■ WHAT TO PRODUCE
Return all lines that include the string "coordinate".

■ DATA TO USE
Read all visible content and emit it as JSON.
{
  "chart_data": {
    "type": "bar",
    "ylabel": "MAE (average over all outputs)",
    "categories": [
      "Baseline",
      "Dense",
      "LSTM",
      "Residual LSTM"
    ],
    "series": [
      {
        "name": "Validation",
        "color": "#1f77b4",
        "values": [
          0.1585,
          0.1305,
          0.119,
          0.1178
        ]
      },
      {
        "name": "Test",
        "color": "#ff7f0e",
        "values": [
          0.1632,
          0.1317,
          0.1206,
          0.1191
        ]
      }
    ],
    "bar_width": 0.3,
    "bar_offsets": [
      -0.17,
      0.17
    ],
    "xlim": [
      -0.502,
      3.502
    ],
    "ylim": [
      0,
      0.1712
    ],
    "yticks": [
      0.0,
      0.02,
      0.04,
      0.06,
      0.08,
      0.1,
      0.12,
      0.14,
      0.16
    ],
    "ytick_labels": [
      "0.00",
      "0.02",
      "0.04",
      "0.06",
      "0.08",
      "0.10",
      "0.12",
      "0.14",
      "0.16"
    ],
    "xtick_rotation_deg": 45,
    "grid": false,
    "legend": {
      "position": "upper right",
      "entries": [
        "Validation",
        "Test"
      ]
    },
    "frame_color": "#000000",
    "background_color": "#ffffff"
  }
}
* * *
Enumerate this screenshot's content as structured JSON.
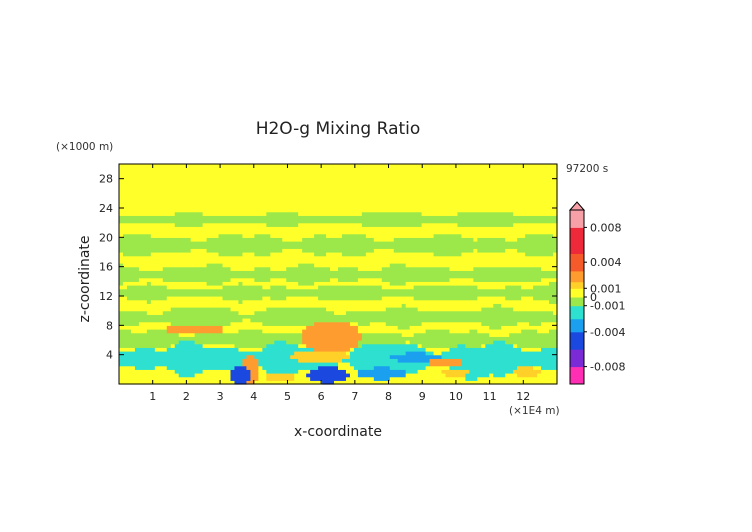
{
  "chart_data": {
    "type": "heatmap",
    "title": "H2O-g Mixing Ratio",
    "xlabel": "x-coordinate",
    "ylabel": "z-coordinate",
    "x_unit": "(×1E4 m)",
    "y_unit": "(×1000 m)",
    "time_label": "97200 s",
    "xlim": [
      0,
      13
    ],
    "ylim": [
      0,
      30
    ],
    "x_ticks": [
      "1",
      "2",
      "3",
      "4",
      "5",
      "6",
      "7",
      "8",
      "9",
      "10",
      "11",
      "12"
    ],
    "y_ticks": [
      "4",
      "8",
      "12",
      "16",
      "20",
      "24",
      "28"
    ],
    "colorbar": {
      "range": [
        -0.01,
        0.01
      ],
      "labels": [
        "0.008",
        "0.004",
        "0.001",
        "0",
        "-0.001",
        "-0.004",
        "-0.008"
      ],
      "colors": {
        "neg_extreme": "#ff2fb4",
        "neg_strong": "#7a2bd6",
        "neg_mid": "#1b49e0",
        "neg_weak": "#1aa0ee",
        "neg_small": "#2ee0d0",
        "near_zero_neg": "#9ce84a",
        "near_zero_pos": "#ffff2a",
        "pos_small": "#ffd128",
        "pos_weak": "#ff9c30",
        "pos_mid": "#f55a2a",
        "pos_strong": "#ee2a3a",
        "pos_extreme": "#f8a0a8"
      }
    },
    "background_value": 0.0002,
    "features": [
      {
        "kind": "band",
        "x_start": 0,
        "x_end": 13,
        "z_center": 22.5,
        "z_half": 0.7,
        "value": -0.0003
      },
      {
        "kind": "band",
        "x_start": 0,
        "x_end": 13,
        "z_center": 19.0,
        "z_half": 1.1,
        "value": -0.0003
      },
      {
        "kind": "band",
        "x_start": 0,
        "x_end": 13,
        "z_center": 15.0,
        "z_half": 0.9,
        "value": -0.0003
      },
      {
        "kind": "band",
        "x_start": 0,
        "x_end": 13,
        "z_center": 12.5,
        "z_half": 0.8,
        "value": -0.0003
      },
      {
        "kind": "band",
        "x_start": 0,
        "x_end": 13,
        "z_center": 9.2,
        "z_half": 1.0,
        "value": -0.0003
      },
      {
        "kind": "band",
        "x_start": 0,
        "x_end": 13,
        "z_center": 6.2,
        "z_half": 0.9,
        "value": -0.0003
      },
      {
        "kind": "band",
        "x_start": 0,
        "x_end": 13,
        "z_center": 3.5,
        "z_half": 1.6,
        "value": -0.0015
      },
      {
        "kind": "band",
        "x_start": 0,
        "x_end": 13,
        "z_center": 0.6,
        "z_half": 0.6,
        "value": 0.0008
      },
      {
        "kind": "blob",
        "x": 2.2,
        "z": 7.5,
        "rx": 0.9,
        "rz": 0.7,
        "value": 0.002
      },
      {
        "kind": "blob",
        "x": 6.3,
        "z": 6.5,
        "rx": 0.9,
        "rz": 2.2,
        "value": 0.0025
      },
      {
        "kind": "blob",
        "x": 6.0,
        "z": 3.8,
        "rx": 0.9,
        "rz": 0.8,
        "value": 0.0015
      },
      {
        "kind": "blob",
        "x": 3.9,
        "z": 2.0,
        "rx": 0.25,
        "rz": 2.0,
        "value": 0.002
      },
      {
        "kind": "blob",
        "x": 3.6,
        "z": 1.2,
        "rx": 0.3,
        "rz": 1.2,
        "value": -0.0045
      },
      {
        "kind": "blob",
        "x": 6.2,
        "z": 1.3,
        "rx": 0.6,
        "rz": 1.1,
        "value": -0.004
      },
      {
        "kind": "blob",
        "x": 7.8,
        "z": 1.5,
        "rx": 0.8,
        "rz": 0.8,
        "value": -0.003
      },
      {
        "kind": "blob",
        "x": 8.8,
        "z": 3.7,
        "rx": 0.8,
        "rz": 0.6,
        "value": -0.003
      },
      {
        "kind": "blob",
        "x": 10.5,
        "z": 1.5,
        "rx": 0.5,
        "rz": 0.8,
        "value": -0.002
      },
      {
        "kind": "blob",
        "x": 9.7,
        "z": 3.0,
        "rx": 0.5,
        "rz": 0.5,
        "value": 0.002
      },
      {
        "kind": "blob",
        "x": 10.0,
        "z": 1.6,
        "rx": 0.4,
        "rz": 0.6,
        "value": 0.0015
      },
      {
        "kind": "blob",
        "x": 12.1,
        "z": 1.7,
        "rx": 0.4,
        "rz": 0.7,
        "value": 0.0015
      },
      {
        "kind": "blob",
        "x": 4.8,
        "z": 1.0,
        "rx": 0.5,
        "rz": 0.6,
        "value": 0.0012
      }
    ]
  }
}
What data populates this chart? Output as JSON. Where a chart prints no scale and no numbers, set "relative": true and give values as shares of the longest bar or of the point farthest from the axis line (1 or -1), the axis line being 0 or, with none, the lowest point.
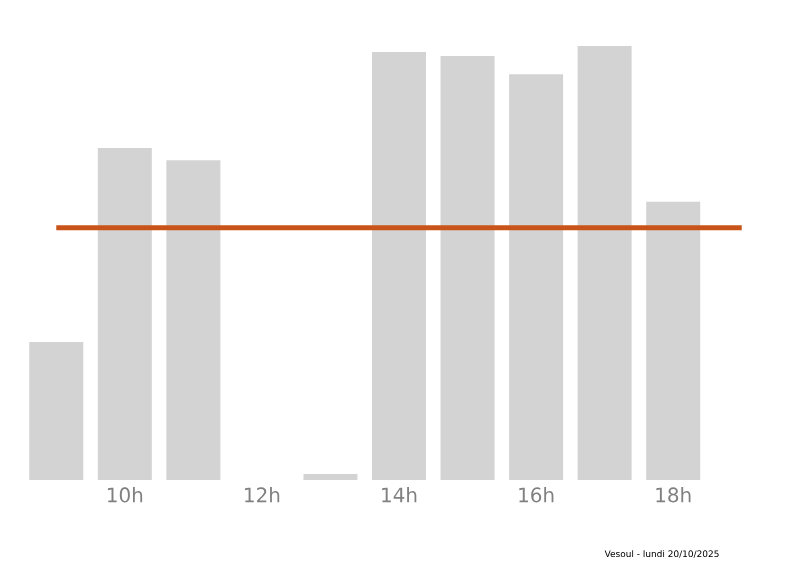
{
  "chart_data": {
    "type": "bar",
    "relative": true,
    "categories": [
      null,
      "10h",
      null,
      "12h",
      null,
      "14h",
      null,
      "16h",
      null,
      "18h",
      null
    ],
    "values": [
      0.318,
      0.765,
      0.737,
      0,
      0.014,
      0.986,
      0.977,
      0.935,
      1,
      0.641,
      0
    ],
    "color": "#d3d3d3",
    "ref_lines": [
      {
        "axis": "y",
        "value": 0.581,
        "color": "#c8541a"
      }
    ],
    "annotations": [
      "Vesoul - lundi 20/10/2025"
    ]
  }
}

■ WRITTEN ANSWER
    "xlabel": "x-coordinate",
    "ylabel": "z-coordinate",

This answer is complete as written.